#### Aim of the exercise:
Transcribe the listing below exactly, without pictures.

#### Data section:

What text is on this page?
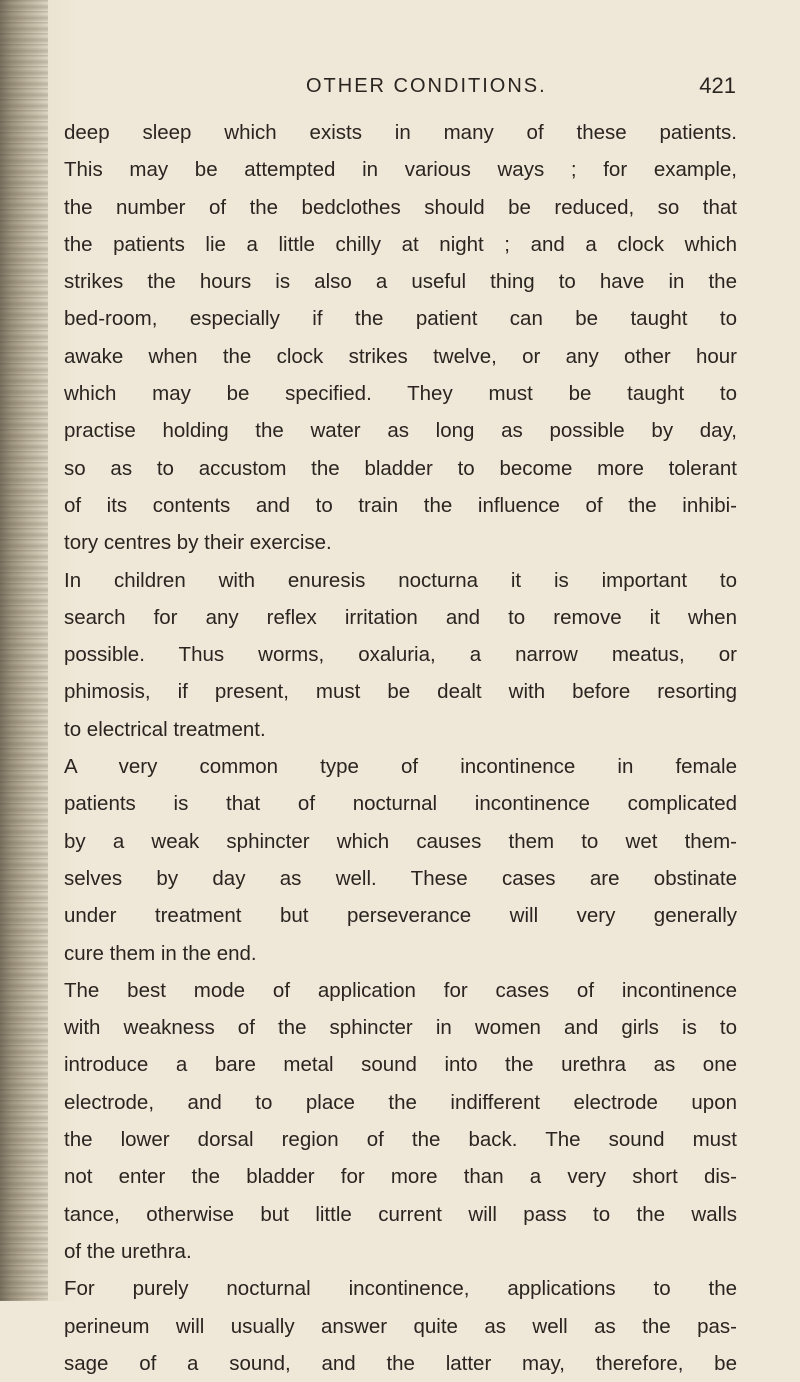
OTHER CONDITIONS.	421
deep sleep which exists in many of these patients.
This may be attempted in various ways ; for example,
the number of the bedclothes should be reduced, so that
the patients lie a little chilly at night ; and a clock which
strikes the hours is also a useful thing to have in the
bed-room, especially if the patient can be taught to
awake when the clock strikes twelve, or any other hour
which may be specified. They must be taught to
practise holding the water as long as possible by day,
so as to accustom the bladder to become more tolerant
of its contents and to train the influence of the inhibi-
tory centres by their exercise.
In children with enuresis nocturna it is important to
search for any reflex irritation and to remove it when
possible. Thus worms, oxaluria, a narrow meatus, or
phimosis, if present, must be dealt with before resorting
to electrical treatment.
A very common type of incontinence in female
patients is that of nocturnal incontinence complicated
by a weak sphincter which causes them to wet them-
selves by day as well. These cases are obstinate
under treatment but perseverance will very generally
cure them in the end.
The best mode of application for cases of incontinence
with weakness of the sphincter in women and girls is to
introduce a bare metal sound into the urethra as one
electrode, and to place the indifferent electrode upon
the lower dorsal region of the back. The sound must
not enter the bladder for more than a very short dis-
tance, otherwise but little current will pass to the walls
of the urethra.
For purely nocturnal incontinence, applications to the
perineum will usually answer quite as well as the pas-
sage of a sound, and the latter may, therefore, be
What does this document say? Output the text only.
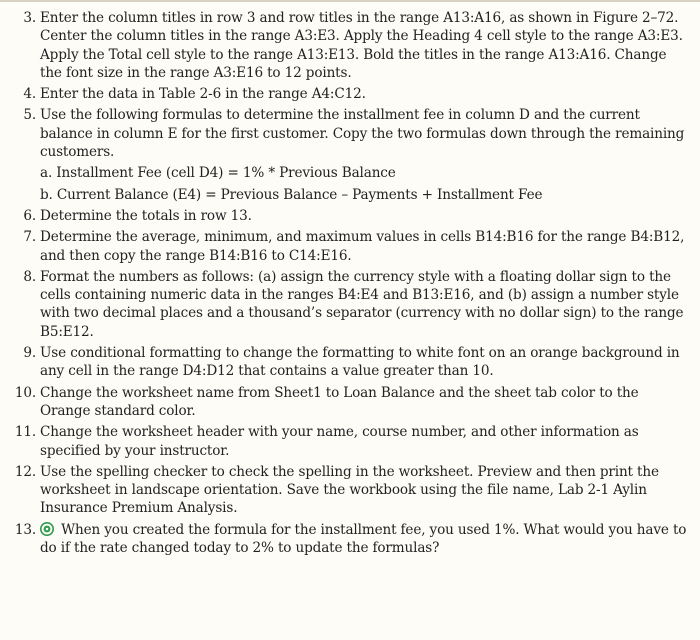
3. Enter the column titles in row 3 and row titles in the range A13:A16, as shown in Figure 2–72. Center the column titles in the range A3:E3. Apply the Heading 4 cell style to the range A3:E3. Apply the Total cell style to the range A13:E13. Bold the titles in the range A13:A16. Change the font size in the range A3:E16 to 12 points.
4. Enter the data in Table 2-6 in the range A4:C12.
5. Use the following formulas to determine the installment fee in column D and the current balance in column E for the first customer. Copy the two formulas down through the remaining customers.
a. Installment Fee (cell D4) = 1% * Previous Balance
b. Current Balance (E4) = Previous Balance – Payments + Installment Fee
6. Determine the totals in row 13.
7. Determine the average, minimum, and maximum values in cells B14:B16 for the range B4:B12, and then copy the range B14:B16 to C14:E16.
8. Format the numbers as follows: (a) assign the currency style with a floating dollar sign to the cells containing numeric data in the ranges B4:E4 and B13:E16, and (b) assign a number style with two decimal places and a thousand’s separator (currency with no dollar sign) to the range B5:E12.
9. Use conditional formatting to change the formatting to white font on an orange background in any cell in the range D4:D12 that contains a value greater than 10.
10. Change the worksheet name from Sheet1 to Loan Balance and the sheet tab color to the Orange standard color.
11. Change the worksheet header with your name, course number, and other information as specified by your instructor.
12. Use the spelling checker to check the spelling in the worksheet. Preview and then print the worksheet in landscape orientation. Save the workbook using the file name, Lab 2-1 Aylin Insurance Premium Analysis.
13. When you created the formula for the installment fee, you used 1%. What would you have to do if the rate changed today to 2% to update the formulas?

#### Task result:
What text is on this page?
OTHER CONDITIONS.	421
deep sleep which exists in many of these patients.
This may be attempted in various ways ; for example,
the number of the bedclothes should be reduced, so that
the patients lie a little chilly at night ; and a clock which
strikes the hours is also a useful thing to have in the
bed-room, especially if the patient can be taught to
awake when the clock strikes twelve, or any other hour
which may be specified. They must be taught to
practise holding the water as long as possible by day,
so as to accustom the bladder to become more tolerant
of its contents and to train the influence of the inhibi-
tory centres by their exercise.
In children with enuresis nocturna it is important to
search for any reflex irritation and to remove it when
possible. Thus worms, oxaluria, a narrow meatus, or
phimosis, if present, must be dealt with before resorting
to electrical treatment.
A very common type of incontinence in female
patients is that of nocturnal incontinence complicated
by a weak sphincter which causes them to wet them-
selves by day as well. These cases are obstinate
under treatment but perseverance will very generally
cure them in the end.
The best mode of application for cases of incontinence
with weakness of the sphincter in women and girls is to
introduce a bare metal sound into the urethra as one
electrode, and to place the indifferent electrode upon
the lower dorsal region of the back. The sound must
not enter the bladder for more than a very short dis-
tance, otherwise but little current will pass to the walls
of the urethra.
For purely nocturnal incontinence, applications to the
perineum will usually answer quite as well as the pas-
sage of a sound, and the latter may, therefore, be
What does this document say? Output the text only.
3. Enter the column titles in row 3 and row titles in the range A13:A16, as shown in Figure 2–72. Center the column titles in the range A3:E3. Apply the Heading 4 cell style to the range A3:E3. Apply the Total cell style to the range A13:E13. Bold the titles in the range A13:A16. Change the font size in the range A3:E16 to 12 points.
4. Enter the data in Table 2-6 in the range A4:C12.
5. Use the following formulas to determine the installment fee in column D and the current balance in column E for the first customer. Copy the two formulas down through the remaining customers.
a. Installment Fee (cell D4) = 1% * Previous Balance
b. Current Balance (E4) = Previous Balance – Payments + Installment Fee
6. Determine the totals in row 13.
7. Determine the average, minimum, and maximum values in cells B14:B16 for the range B4:B12, and then copy the range B14:B16 to C14:E16.
8. Format the numbers as follows: (a) assign the currency style with a floating dollar sign to the cells containing numeric data in the ranges B4:E4 and B13:E16, and (b) assign a number style with two decimal places and a thousand’s separator (currency with no dollar sign) to the range B5:E12.
9. Use conditional formatting to change the formatting to white font on an orange background in any cell in the range D4:D12 that contains a value greater than 10.
10. Change the worksheet name from Sheet1 to Loan Balance and the sheet tab color to the Orange standard color.
11. Change the worksheet header with your name, course number, and other information as specified by your instructor.
12. Use the spelling checker to check the spelling in the worksheet. Preview and then print the worksheet in landscape orientation. Save the workbook using the file name, Lab 2-1 Aylin Insurance Premium Analysis.
13. When you created the formula for the installment fee, you used 1%. What would you have to do if the rate changed today to 2% to update the formulas?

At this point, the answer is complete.